Saved data entries:
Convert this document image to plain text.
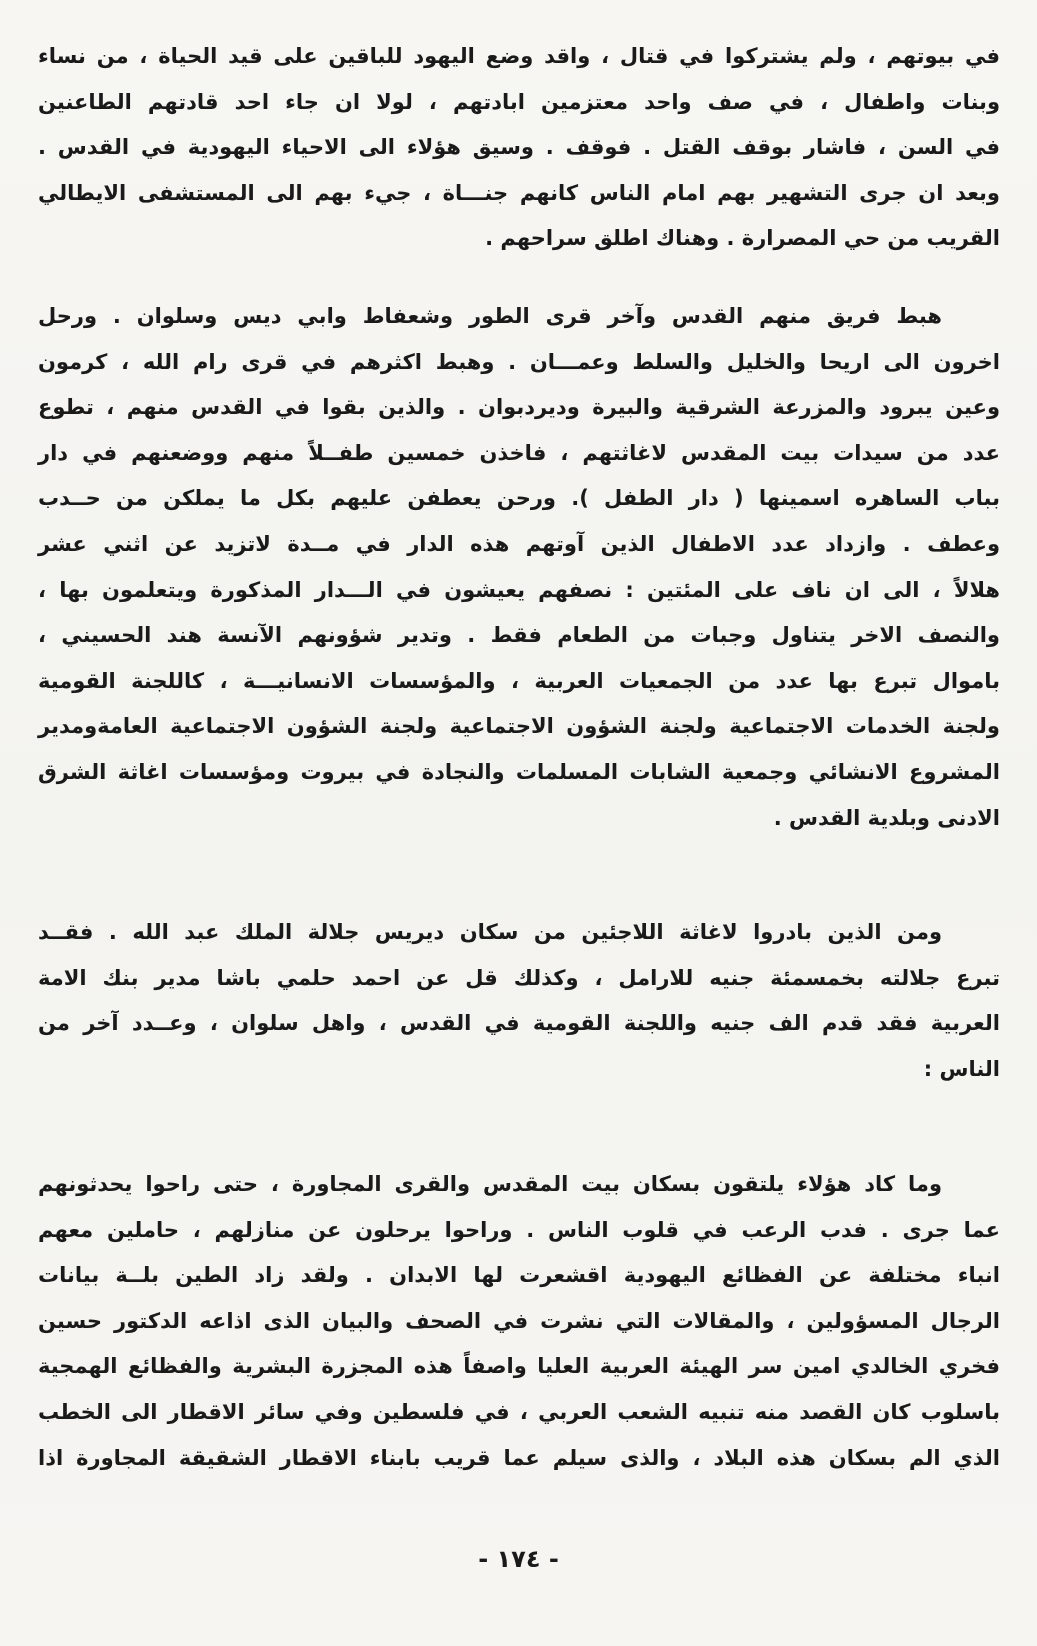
في بيوتهم ، ولم يشتركوا في قتال ، واقد وضع اليهود للباقين على قيد الحياة ، من نساء
وبنات واطفال ، في صف واحد معتزمين ابادتهم ، لولا ان جاء احد قادتهم الطاعنين
في السن ، فاشار بوقف القتل . فوقف . وسيق هؤلاء الى الاحياء اليهودية في القدس .
وبعد ان جرى التشهير بهم امام الناس كانهم جنـــاة ، جيء بهم الى المستشفى الايطالي
القريب من حي المصرارة . وهناك اطلق سراحهم .
هبط فريق منهم القدس وآخر قرى الطور وشعفاط وابي ديس وسلوان . ورحل
اخرون الى اريحا والخليل والسلط وعمـــان . وهبط اكثرهم في قرى رام الله ، كرمون
وعين يبرود والمزرعة الشرقية والبيرة وديردبوان . والذين بقوا في القدس منهم ، تطوع
عدد من سيدات بيت المقدس لاغاثتهم ، فاخذن خمسين طفــلاً منهم ووضعنهم في دار
بباب الساهره اسمينها ( دار الطفل ). ورحن يعطفن عليهم بكل ما يملكن من حــدب
وعطف . وازداد عدد الاطفال الذين آوتهم هذه الدار في مــدة لاتزيد عن اثني عشر
هلالاً ، الى ان ناف على المئتين : نصفهم يعيشون في الـــدار المذكورة ويتعلمون بها ،
والنصف الاخر يتناول وجبات من الطعام فقط . وتدير شؤونهم الآنسة هند الحسيني ،
باموال تبرع بها عدد من الجمعيات العربية ، والمؤسسات الانسانيـــة ، كاللجنة القومية
ولجنة الخدمات الاجتماعية ولجنة الشؤون الاجتماعية ولجنة الشؤون الاجتماعية العامةومدير
المشروع الانشائي وجمعية الشابات المسلمات والنجادة في بيروت ومؤسسات اغاثة الشرق
الادنى وبلدية القدس .
ومن الذين بادروا لاغاثة اللاجئين من سكان ديريس جلالة الملك عبد الله . فقــد
تبرع جلالته بخمسمئة جنيه للارامل ، وكذلك قل عن احمد حلمي باشا مدير بنك الامة
العربية فقد قدم الف جنيه واللجنة القومية في القدس ، واهل سلوان ، وعــدد آخر من
الناس :
وما كاد هؤلاء يلتقون بسكان بيت المقدس والقرى المجاورة ، حتى راحوا يحدثونهم
عما جرى . فدب الرعب في قلوب الناس . وراحوا يرحلون عن منازلهم ، حاملين معهم
انباء مختلفة عن الفظائع اليهودية اقشعرت لها الابدان . ولقد زاد الطين بلــة بيانات
الرجال المسؤولين ، والمقالات التي نشرت في الصحف والبيان الذى اذاعه الدكتور حسين
فخري الخالدي امين سر الهيئة العربية العليا واصفاً هذه المجزرة البشرية والفظائع الهمجية
باسلوب كان القصد منه تنبيه الشعب العربي ، في فلسطين وفي سائر الاقطار الى الخطب
الذي الم بسكان هذه البلاد ، والذى سيلم عما قريب بابناء الاقطار الشقيقة المجاورة اذا
- ١٧٤ -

■ What is required ■
Reproduce the full listing faithfully, but do not carry over any pictures.

■ Written answer ■
Convert this document image to plain text.
في بيوتهم ، ولم يشتركوا في قتال ، واقد وضع اليهود للباقين على قيد الحياة ، من نساء
وبنات واطفال ، في صف واحد معتزمين ابادتهم ، لولا ان جاء احد قادتهم الطاعنين
في السن ، فاشار بوقف القتل . فوقف . وسيق هؤلاء الى الاحياء اليهودية في القدس .
وبعد ان جرى التشهير بهم امام الناس كانهم جنـــاة ، جيء بهم الى المستشفى الايطالي
القريب من حي المصرارة . وهناك اطلق سراحهم .
هبط فريق منهم القدس وآخر قرى الطور وشعفاط وابي ديس وسلوان . ورحل
اخرون الى اريحا والخليل والسلط وعمـــان . وهبط اكثرهم في قرى رام الله ، كرمون
وعين يبرود والمزرعة الشرقية والبيرة وديردبوان . والذين بقوا في القدس منهم ، تطوع
عدد من سيدات بيت المقدس لاغاثتهم ، فاخذن خمسين طفــلاً منهم ووضعنهم في دار
بباب الساهره اسمينها ( دار الطفل ). ورحن يعطفن عليهم بكل ما يملكن من حــدب
وعطف . وازداد عدد الاطفال الذين آوتهم هذه الدار في مــدة لاتزيد عن اثني عشر
هلالاً ، الى ان ناف على المئتين : نصفهم يعيشون في الـــدار المذكورة ويتعلمون بها ،
والنصف الاخر يتناول وجبات من الطعام فقط . وتدير شؤونهم الآنسة هند الحسيني ،
باموال تبرع بها عدد من الجمعيات العربية ، والمؤسسات الانسانيـــة ، كاللجنة القومية
ولجنة الخدمات الاجتماعية ولجنة الشؤون الاجتماعية ولجنة الشؤون الاجتماعية العامةومدير
المشروع الانشائي وجمعية الشابات المسلمات والنجادة في بيروت ومؤسسات اغاثة الشرق
الادنى وبلدية القدس .
ومن الذين بادروا لاغاثة اللاجئين من سكان ديريس جلالة الملك عبد الله . فقــد
تبرع جلالته بخمسمئة جنيه للارامل ، وكذلك قل عن احمد حلمي باشا مدير بنك الامة
العربية فقد قدم الف جنيه واللجنة القومية في القدس ، واهل سلوان ، وعــدد آخر من
الناس :
وما كاد هؤلاء يلتقون بسكان بيت المقدس والقرى المجاورة ، حتى راحوا يحدثونهم
عما جرى . فدب الرعب في قلوب الناس . وراحوا يرحلون عن منازلهم ، حاملين معهم
انباء مختلفة عن الفظائع اليهودية اقشعرت لها الابدان . ولقد زاد الطين بلــة بيانات
الرجال المسؤولين ، والمقالات التي نشرت في الصحف والبيان الذى اذاعه الدكتور حسين
فخري الخالدي امين سر الهيئة العربية العليا واصفاً هذه المجزرة البشرية والفظائع الهمجية
باسلوب كان القصد منه تنبيه الشعب العربي ، في فلسطين وفي سائر الاقطار الى الخطب
الذي الم بسكان هذه البلاد ، والذى سيلم عما قريب بابناء الاقطار الشقيقة المجاورة اذا
- ١٧٤ -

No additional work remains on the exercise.